**YOUR GOAL**
Wherever the string "Downloads" occurs in a line of these records, report that line.

**EXERCISE DATA**
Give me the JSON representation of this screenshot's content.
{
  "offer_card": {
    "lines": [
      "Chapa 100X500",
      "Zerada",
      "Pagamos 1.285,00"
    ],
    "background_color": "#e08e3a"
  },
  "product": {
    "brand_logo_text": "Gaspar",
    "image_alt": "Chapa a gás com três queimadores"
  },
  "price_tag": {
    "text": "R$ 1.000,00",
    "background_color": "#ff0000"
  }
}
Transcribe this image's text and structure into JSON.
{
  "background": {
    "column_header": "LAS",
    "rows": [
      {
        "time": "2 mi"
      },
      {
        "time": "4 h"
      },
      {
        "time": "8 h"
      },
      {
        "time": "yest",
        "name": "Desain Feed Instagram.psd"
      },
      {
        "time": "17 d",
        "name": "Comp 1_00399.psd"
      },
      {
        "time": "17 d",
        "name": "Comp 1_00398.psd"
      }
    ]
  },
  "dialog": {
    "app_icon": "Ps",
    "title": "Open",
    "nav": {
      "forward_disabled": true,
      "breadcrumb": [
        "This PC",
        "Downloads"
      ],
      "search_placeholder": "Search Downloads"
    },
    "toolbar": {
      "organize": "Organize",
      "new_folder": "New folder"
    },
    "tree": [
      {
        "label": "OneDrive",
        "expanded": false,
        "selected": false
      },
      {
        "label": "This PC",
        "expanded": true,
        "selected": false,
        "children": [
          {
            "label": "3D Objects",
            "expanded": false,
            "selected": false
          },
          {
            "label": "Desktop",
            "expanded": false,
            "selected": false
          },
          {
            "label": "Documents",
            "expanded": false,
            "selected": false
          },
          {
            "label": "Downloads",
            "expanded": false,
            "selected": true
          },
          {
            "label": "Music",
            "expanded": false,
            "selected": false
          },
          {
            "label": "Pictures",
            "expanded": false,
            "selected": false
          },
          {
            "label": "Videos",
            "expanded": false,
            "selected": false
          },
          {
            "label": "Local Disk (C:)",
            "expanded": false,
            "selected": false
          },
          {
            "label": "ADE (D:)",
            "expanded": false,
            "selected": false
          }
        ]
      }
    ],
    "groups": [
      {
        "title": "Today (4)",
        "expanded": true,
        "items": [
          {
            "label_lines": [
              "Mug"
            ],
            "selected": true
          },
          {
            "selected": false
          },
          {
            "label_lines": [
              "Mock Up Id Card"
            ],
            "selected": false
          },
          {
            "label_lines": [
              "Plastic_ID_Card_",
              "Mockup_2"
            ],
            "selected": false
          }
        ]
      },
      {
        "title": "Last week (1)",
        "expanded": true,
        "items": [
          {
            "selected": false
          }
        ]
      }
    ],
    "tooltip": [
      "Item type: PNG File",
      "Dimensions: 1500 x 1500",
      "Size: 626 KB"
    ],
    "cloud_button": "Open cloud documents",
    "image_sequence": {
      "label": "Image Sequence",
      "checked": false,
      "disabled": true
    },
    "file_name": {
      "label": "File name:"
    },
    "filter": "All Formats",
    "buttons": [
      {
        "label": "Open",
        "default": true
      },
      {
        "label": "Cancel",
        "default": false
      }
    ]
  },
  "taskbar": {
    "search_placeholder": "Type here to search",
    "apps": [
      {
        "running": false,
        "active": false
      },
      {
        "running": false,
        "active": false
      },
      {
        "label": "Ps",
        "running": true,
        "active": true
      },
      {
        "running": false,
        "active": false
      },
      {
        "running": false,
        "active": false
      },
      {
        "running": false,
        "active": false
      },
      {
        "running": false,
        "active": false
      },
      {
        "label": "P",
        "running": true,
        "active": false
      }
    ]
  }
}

**COMPLETE RESPONSE**
        "Downloads"
      "search_placeholder": "Search Downloads"
            "label": "Downloads",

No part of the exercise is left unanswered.